>> Start

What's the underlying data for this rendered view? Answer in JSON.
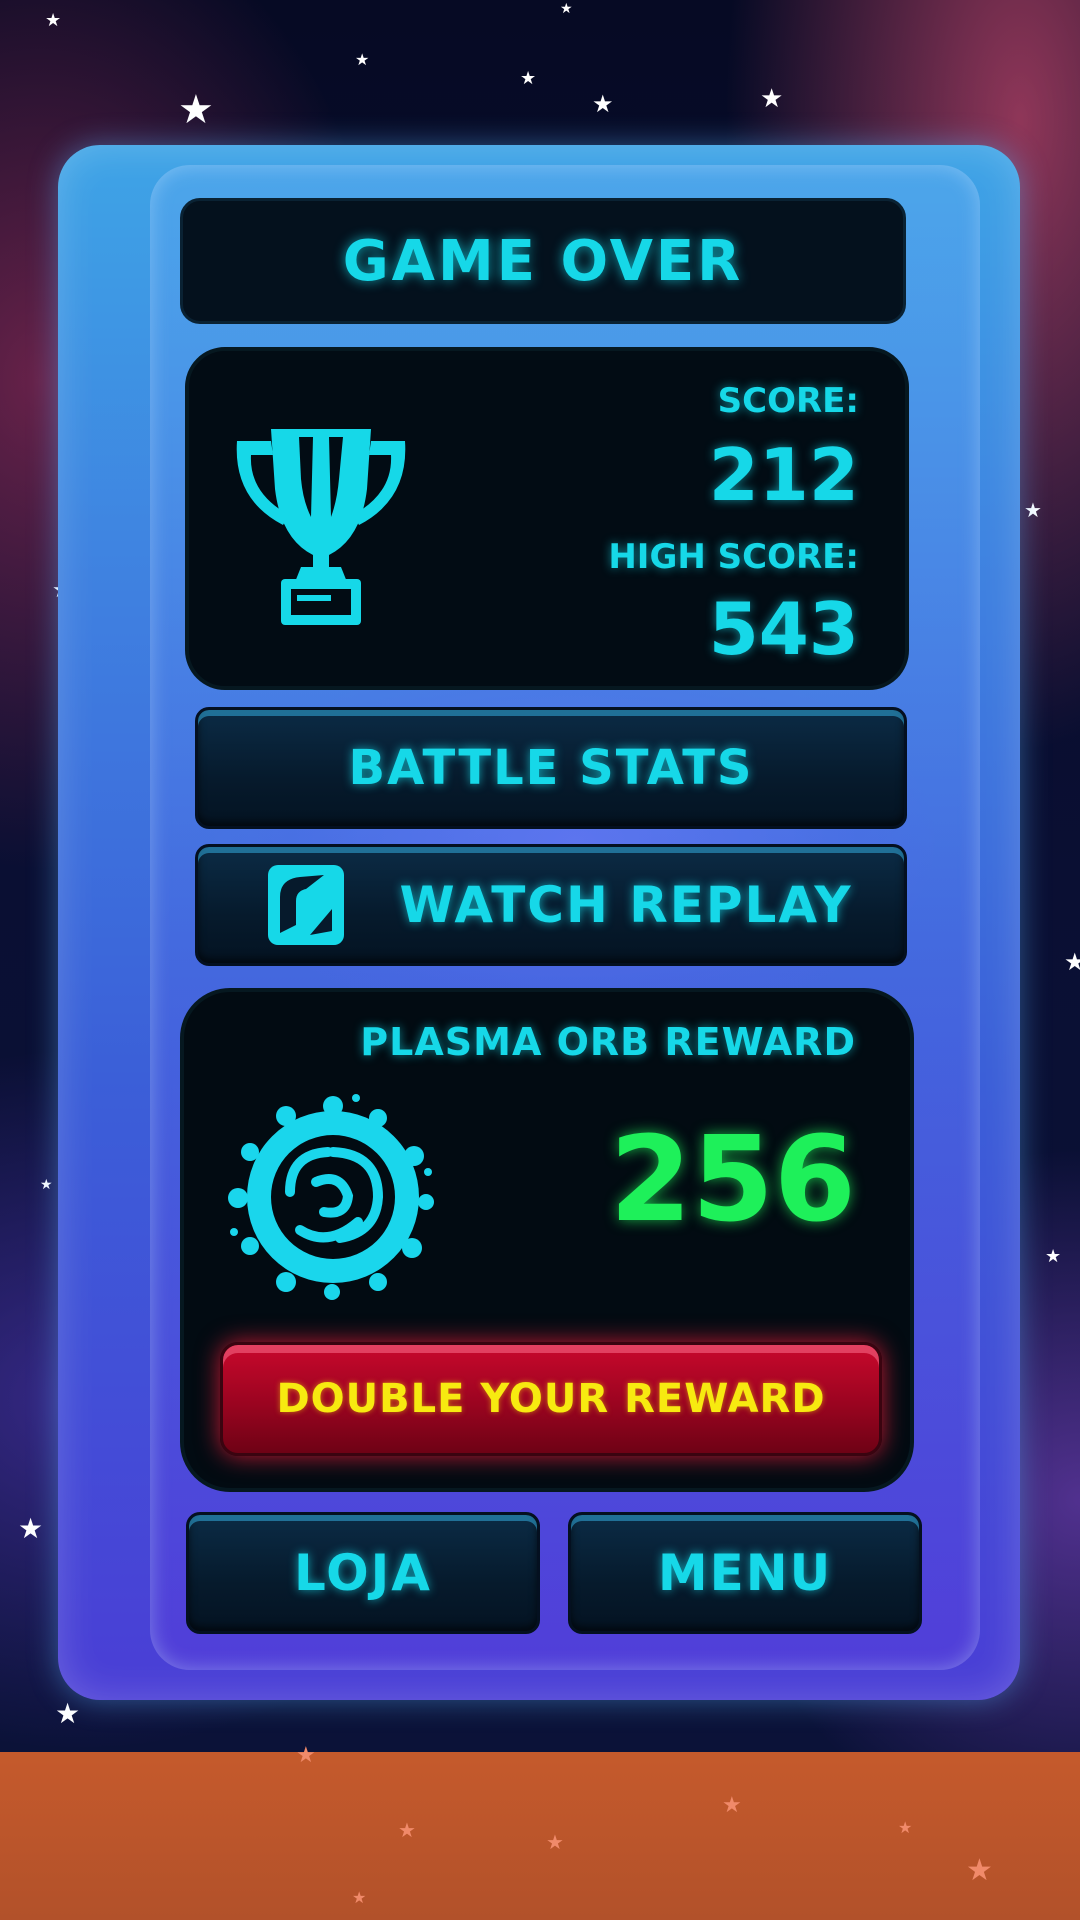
{
  "title": "GAME OVER",
  "score": {
    "label": "SCORE:",
    "value": "212"
  },
  "high_score": {
    "label": "HIGH SCORE:",
    "value": "543"
  },
  "buttons": {
    "battle_stats": "BATTLE STATS",
    "watch_replay": "WATCH REPLAY",
    "double_reward": "DOUBLE YOUR REWARD",
    "shop": "LOJA",
    "menu": "MENU"
  },
  "reward": {
    "label": "PLASMA ORB REWARD",
    "value": "256"
  },
  "icons": [
    "trophy-icon",
    "replay-icon",
    "plasma-orb-icon",
    "star-icon"
  ],
  "colors": {
    "accent_cyan": "#16d8e8",
    "reward_green": "#1ef05a",
    "double_button_red": "#c8082c",
    "double_button_text": "#f7ea10",
    "ground": "#c55a2c"
  }
}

>> End

Written exercise:
Leave the pictures out and output the rest of the listing exactly.

Result for this exercise:
What's the underlying data for this rendered view? Answer in JSON.
{
  "title": "GAME OVER",
  "score": {
    "label": "SCORE:",
    "value": "212"
  },
  "high_score": {
    "label": "HIGH SCORE:",
    "value": "543"
  },
  "buttons": {
    "battle_stats": "BATTLE STATS",
    "watch_replay": "WATCH REPLAY",
    "double_reward": "DOUBLE YOUR REWARD",
    "shop": "LOJA",
    "menu": "MENU"
  },
  "reward": {
    "label": "PLASMA ORB REWARD",
    "value": "256"
  },
  "icons": [
    "trophy-icon",
    "replay-icon",
    "plasma-orb-icon",
    "star-icon"
  ],
  "colors": {
    "accent_cyan": "#16d8e8",
    "reward_green": "#1ef05a",
    "double_button_red": "#c8082c",
    "double_button_text": "#f7ea10",
    "ground": "#c55a2c"
  }
}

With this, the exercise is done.